* START *

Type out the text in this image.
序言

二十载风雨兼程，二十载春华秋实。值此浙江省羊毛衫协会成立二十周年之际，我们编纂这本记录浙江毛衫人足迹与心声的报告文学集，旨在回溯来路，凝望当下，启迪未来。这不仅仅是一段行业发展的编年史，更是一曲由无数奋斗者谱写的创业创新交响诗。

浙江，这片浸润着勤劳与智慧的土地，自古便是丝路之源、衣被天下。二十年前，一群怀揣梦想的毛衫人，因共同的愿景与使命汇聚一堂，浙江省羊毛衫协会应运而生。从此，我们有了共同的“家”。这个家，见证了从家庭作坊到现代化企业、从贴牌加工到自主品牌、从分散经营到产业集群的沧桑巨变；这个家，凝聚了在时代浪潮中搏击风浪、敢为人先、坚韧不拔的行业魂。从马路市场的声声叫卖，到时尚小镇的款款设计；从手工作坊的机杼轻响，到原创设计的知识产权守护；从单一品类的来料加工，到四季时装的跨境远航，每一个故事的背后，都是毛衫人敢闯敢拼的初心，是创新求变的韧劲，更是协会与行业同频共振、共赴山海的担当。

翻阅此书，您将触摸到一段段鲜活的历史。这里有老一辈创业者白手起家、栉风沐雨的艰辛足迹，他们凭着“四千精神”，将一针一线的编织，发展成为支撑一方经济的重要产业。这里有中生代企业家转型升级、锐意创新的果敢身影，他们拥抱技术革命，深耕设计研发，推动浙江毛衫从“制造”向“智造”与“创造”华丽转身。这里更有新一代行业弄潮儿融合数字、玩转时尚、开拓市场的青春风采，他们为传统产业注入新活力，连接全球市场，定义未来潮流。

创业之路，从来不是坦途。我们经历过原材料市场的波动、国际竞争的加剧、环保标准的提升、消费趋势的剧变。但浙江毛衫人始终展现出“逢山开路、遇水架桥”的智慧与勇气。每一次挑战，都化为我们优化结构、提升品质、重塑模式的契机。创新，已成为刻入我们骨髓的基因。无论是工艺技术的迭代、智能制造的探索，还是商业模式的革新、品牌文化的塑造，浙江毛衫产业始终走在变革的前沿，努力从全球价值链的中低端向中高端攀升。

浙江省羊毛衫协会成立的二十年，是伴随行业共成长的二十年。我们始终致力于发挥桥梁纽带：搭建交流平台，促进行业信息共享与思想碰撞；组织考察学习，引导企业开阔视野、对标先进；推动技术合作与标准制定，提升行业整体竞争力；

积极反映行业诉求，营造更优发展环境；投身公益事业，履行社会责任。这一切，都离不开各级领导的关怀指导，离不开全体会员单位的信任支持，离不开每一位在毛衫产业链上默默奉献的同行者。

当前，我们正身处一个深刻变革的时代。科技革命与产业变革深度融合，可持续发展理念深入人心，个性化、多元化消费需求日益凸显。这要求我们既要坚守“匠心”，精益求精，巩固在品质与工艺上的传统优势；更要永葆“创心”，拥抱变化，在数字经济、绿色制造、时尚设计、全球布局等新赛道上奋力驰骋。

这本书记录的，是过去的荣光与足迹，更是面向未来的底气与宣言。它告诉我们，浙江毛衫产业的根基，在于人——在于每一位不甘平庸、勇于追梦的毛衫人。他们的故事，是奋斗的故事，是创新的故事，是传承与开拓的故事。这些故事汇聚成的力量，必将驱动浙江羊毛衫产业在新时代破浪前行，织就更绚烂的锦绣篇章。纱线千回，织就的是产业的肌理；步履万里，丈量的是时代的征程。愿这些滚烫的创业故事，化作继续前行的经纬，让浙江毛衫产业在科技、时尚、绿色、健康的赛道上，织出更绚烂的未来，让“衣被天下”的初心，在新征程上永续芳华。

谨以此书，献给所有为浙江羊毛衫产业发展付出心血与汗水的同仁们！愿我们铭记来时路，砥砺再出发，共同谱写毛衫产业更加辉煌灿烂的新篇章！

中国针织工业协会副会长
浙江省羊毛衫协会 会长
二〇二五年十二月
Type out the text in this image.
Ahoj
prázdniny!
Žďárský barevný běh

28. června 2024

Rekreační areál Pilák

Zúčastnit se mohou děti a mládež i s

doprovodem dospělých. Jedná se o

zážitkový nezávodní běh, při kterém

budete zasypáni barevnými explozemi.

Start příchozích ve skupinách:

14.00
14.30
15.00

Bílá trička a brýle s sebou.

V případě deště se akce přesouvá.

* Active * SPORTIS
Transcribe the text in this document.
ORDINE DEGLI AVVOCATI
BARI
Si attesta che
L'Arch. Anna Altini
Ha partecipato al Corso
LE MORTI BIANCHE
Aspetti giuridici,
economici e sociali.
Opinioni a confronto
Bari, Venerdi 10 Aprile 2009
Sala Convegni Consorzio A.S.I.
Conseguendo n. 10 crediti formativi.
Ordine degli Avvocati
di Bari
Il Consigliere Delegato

* END *

▶ _TASK DIRECTIONS_:
Locate the line that contains "Transcribe the text in this document.", then please quote it and every line after it to the end of the entries above, exactly and with nothing else.

▶ _SOLUTION FOR THIS TASK_:
Transcribe the text in this document.
ORDINE DEGLI AVVOCATI
BARI
Si attesta che
L'Arch. Anna Altini
Ha partecipato al Corso
LE MORTI BIANCHE
Aspetti giuridici,
economici e sociali.
Opinioni a confronto
Bari, Venerdi 10 Aprile 2009
Sala Convegni Consorzio A.S.I.
Conseguendo n. 10 crediti formativi.
Ordine degli Avvocati
di Bari
Il Consigliere Delegato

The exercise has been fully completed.